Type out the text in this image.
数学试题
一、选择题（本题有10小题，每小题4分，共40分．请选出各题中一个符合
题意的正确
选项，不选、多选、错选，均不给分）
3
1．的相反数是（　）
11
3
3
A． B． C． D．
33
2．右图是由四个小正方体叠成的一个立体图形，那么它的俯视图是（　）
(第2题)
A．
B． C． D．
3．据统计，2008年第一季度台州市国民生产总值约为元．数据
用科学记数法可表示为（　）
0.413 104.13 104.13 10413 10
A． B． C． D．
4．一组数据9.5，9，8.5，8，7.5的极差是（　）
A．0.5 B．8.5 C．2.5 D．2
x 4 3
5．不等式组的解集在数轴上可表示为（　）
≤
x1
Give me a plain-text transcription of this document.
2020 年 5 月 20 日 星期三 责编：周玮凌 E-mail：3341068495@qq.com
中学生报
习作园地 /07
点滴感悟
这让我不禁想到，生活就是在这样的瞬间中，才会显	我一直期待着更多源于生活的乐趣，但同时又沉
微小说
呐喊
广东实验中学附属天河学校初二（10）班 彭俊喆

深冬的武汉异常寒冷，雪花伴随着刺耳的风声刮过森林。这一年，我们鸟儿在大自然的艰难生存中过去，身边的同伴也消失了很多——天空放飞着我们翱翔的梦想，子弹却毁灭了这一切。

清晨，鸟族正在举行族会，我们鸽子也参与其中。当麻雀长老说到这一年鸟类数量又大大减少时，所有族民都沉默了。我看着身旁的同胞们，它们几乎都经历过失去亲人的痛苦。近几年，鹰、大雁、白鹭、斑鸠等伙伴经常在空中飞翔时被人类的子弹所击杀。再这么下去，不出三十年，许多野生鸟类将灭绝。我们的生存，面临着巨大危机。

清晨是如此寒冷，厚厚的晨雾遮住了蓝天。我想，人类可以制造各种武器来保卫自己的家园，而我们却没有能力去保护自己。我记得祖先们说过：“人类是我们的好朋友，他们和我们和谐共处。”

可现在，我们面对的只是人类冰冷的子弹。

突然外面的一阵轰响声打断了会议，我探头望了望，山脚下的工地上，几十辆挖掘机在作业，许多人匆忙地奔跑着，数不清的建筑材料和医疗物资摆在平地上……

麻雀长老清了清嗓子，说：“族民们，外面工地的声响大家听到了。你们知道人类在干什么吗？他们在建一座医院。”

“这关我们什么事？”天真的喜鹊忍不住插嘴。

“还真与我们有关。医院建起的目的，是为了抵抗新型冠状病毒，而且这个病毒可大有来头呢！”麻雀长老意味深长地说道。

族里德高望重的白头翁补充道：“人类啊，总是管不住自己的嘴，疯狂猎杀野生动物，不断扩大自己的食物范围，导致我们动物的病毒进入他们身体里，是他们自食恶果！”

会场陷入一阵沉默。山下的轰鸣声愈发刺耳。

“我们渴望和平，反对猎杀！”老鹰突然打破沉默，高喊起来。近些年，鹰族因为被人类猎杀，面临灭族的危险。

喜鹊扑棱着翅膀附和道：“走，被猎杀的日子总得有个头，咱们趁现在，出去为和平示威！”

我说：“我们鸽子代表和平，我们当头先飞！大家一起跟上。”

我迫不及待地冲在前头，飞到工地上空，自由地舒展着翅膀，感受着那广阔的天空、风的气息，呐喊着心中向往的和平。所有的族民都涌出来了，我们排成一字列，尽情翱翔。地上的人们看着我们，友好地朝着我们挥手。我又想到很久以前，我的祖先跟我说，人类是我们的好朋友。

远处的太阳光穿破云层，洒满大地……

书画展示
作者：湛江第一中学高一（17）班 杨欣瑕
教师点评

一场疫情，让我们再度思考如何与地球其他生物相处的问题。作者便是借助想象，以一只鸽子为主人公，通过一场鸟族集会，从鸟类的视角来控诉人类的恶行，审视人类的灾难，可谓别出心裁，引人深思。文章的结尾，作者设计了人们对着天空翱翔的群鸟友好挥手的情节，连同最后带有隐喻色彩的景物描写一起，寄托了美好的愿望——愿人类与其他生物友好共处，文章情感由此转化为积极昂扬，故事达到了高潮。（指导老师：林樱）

▶ _What the task asks_: Go through the entries and return each line where the word "text" appears.

▶ _Exercise solution_:
Type out the text in this image.
Give me a plain-text transcription of this document.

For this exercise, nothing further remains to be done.